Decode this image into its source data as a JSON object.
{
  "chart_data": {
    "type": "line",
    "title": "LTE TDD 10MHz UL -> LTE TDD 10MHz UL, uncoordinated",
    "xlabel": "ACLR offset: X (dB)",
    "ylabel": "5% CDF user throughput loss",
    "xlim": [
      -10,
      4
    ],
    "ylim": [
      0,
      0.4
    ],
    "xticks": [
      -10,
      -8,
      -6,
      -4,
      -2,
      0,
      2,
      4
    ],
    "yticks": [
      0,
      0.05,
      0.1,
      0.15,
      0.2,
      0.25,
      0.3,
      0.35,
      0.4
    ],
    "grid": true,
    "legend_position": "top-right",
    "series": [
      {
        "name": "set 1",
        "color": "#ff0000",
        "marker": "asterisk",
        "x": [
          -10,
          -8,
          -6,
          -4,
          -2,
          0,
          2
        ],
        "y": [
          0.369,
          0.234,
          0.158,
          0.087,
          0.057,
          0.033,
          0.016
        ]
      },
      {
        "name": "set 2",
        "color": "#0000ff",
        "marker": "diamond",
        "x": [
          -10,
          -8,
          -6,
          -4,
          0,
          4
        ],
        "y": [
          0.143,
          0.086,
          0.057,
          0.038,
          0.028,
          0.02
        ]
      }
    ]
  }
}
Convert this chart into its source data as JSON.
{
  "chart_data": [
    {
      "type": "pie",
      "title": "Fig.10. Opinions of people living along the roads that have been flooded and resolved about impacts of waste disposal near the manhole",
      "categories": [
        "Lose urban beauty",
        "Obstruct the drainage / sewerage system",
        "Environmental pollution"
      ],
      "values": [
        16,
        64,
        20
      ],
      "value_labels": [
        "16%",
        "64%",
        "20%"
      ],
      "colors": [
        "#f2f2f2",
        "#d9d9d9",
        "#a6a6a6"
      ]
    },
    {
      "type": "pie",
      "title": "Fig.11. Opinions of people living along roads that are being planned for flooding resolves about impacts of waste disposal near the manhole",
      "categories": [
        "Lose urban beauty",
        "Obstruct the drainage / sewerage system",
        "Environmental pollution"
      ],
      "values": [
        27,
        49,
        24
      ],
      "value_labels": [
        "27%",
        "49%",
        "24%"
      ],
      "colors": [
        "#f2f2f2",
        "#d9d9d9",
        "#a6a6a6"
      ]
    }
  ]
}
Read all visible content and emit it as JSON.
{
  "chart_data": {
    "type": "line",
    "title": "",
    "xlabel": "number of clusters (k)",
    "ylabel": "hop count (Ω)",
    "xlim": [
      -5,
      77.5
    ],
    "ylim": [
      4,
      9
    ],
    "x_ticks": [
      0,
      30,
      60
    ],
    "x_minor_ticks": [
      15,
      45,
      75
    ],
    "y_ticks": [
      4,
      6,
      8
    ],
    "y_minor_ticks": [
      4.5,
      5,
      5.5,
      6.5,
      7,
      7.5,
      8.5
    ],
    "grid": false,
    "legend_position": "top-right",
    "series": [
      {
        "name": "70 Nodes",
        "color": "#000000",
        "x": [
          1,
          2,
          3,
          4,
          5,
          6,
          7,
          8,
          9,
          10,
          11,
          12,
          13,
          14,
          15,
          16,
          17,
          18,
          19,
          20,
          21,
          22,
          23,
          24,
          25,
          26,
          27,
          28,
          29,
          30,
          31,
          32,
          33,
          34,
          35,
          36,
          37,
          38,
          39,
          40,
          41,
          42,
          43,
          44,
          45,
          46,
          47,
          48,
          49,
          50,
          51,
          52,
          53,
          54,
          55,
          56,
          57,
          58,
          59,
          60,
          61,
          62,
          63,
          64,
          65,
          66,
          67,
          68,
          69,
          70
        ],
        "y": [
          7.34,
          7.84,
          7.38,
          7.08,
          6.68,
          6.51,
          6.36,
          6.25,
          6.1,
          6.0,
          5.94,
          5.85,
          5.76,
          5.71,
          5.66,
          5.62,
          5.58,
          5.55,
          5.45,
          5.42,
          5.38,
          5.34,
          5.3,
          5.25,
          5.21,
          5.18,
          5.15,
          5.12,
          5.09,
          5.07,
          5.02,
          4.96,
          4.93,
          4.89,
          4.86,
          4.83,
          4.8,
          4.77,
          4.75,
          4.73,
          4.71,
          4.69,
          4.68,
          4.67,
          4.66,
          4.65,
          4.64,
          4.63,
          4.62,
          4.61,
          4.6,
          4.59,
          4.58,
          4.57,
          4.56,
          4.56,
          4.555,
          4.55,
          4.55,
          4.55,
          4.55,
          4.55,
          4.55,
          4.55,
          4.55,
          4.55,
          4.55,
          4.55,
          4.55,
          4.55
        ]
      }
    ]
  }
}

SET EXERCISE: Reproduce the full listing exactly.

RESPONSE FOR THIS EXERCISE:
Decode this image into its source data as a JSON object.
{
  "chart_data": {
    "type": "line",
    "title": "LTE TDD 10MHz UL -> LTE TDD 10MHz UL, uncoordinated",
    "xlabel": "ACLR offset: X (dB)",
    "ylabel": "5% CDF user throughput loss",
    "xlim": [
      -10,
      4
    ],
    "ylim": [
      0,
      0.4
    ],
    "xticks": [
      -10,
      -8,
      -6,
      -4,
      -2,
      0,
      2,
      4
    ],
    "yticks": [
      0,
      0.05,
      0.1,
      0.15,
      0.2,
      0.25,
      0.3,
      0.35,
      0.4
    ],
    "grid": true,
    "legend_position": "top-right",
    "series": [
      {
        "name": "set 1",
        "color": "#ff0000",
        "marker": "asterisk",
        "x": [
          -10,
          -8,
          -6,
          -4,
          -2,
          0,
          2
        ],
        "y": [
          0.369,
          0.234,
          0.158,
          0.087,
          0.057,
          0.033,
          0.016
        ]
      },
      {
        "name": "set 2",
        "color": "#0000ff",
        "marker": "diamond",
        "x": [
          -10,
          -8,
          -6,
          -4,
          0,
          4
        ],
        "y": [
          0.143,
          0.086,
          0.057,
          0.038,
          0.028,
          0.02
        ]
      }
    ]
  }
}
Convert this chart into its source data as JSON.
{
  "chart_data": [
    {
      "type": "pie",
      "title": "Fig.10. Opinions of people living along the roads that have been flooded and resolved about impacts of waste disposal near the manhole",
      "categories": [
        "Lose urban beauty",
        "Obstruct the drainage / sewerage system",
        "Environmental pollution"
      ],
      "values": [
        16,
        64,
        20
      ],
      "value_labels": [
        "16%",
        "64%",
        "20%"
      ],
      "colors": [
        "#f2f2f2",
        "#d9d9d9",
        "#a6a6a6"
      ]
    },
    {
      "type": "pie",
      "title": "Fig.11. Opinions of people living along roads that are being planned for flooding resolves about impacts of waste disposal near the manhole",
      "categories": [
        "Lose urban beauty",
        "Obstruct the drainage / sewerage system",
        "Environmental pollution"
      ],
      "values": [
        27,
        49,
        24
      ],
      "value_labels": [
        "27%",
        "49%",
        "24%"
      ],
      "colors": [
        "#f2f2f2",
        "#d9d9d9",
        "#a6a6a6"
      ]
    }
  ]
}
Read all visible content and emit it as JSON.
{
  "chart_data": {
    "type": "line",
    "title": "",
    "xlabel": "number of clusters (k)",
    "ylabel": "hop count (Ω)",
    "xlim": [
      -5,
      77.5
    ],
    "ylim": [
      4,
      9
    ],
    "x_ticks": [
      0,
      30,
      60
    ],
    "x_minor_ticks": [
      15,
      45,
      75
    ],
    "y_ticks": [
      4,
      6,
      8
    ],
    "y_minor_ticks": [
      4.5,
      5,
      5.5,
      6.5,
      7,
      7.5,
      8.5
    ],
    "grid": false,
    "legend_position": "top-right",
    "series": [
      {
        "name": "70 Nodes",
        "color": "#000000",
        "x": [
          1,
          2,
          3,
          4,
          5,
          6,
          7,
          8,
          9,
          10,
          11,
          12,
          13,
          14,
          15,
          16,
          17,
          18,
          19,
          20,
          21,
          22,
          23,
          24,
          25,
          26,
          27,
          28,
          29,
          30,
          31,
          32,
          33,
          34,
          35,
          36,
          37,
          38,
          39,
          40,
          41,
          42,
          43,
          44,
          45,
          46,
          47,
          48,
          49,
          50,
          51,
          52,
          53,
          54,
          55,
          56,
          57,
          58,
          59,
          60,
          61,
          62,
          63,
          64,
          65,
          66,
          67,
          68,
          69,
          70
        ],
        "y": [
          7.34,
          7.84,
          7.38,
          7.08,
          6.68,
          6.51,
          6.36,
          6.25,
          6.1,
          6.0,
          5.94,
          5.85,
          5.76,
          5.71,
          5.66,
          5.62,
          5.58,
          5.55,
          5.45,
          5.42,
          5.38,
          5.34,
          5.3,
          5.25,
          5.21,
          5.18,
          5.15,
          5.12,
          5.09,
          5.07,
          5.02,
          4.96,
          4.93,
          4.89,
          4.86,
          4.83,
          4.8,
          4.77,
          4.75,
          4.73,
          4.71,
          4.69,
          4.68,
          4.67,
          4.66,
          4.65,
          4.64,
          4.63,
          4.62,
          4.61,
          4.6,
          4.59,
          4.58,
          4.57,
          4.56,
          4.56,
          4.555,
          4.55,
          4.55,
          4.55,
          4.55,
          4.55,
          4.55,
          4.55,
          4.55,
          4.55,
          4.55,
          4.55,
          4.55,
          4.55
        ]
      }
    ]
  }
}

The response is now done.